• Work instructions
Every line with the word "this" in it should be extracted from the data that follows.

— Start Raw data —

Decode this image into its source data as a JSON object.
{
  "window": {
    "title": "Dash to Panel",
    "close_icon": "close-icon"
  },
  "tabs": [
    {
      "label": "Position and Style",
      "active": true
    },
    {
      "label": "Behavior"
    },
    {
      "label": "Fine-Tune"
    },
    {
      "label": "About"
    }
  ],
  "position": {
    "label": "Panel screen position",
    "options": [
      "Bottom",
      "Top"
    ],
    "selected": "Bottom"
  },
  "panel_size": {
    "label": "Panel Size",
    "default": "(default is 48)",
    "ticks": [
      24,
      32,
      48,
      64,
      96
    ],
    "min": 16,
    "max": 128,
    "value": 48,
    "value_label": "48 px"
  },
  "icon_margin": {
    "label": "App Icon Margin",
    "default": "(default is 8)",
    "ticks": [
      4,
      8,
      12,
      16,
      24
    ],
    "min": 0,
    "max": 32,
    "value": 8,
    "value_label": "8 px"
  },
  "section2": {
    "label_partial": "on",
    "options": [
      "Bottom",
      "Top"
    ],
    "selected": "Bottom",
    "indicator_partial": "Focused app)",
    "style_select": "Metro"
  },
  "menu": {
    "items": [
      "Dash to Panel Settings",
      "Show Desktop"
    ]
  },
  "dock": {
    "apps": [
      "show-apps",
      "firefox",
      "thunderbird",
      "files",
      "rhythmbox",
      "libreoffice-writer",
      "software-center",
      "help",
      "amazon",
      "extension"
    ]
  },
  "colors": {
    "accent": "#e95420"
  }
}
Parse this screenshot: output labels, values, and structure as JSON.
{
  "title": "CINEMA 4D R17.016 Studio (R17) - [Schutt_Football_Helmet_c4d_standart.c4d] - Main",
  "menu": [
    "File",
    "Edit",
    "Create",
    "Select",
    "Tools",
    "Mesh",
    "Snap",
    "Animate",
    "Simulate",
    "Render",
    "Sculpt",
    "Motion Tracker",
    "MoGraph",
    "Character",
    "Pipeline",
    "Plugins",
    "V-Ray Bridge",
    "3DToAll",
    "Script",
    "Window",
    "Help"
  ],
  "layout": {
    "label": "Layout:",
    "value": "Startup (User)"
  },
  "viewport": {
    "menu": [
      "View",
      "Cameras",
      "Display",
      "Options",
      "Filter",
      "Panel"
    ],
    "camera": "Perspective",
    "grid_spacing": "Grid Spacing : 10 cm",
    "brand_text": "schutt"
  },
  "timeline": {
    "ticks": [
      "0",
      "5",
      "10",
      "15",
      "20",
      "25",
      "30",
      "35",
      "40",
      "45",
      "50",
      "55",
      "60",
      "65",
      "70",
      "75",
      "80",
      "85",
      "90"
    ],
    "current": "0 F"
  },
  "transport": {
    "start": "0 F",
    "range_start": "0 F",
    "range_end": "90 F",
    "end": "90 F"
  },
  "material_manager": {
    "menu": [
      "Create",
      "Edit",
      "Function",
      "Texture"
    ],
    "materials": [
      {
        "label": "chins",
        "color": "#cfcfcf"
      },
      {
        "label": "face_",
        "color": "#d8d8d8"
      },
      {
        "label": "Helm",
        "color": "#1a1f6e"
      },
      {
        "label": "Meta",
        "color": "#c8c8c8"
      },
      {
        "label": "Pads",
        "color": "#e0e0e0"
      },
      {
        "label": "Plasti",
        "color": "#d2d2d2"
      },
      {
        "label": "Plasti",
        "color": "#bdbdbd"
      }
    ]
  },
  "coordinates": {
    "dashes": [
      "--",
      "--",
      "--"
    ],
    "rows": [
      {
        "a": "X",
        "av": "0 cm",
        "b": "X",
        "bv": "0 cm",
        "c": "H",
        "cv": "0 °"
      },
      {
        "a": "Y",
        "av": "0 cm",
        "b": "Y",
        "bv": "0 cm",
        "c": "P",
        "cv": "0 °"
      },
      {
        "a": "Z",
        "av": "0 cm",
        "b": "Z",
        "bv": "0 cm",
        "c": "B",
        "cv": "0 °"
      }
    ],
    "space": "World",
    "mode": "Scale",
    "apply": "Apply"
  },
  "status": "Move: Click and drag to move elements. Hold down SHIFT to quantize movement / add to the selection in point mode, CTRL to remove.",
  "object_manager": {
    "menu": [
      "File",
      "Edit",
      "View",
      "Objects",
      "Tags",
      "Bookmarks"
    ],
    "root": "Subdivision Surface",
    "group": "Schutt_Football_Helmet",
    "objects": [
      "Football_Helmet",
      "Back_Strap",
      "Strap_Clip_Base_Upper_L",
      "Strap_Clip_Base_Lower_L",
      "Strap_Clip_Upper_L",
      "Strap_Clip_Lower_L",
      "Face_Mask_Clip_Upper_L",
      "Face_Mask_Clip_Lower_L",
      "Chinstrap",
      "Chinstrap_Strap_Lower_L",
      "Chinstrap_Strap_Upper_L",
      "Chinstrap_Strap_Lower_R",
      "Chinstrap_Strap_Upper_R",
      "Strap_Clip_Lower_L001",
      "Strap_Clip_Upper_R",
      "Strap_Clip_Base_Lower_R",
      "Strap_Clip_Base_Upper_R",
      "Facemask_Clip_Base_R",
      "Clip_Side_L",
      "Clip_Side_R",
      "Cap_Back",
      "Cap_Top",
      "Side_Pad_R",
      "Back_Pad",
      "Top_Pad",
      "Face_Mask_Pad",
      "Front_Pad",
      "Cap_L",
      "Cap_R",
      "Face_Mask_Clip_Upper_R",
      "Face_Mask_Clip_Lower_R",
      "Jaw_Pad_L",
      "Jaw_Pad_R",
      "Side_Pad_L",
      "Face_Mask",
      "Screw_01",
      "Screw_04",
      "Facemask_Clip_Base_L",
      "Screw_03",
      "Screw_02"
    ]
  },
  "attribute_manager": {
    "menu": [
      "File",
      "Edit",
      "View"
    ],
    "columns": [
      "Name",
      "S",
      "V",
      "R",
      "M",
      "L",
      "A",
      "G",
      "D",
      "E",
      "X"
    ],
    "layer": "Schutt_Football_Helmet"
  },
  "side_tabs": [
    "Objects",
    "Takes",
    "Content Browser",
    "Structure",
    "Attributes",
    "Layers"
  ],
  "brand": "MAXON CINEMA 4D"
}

— End Raw data —

• Problem solution
Decode this image into its source data as a JSON object.
Parse this screenshot: output labels, values, and structure as JSON.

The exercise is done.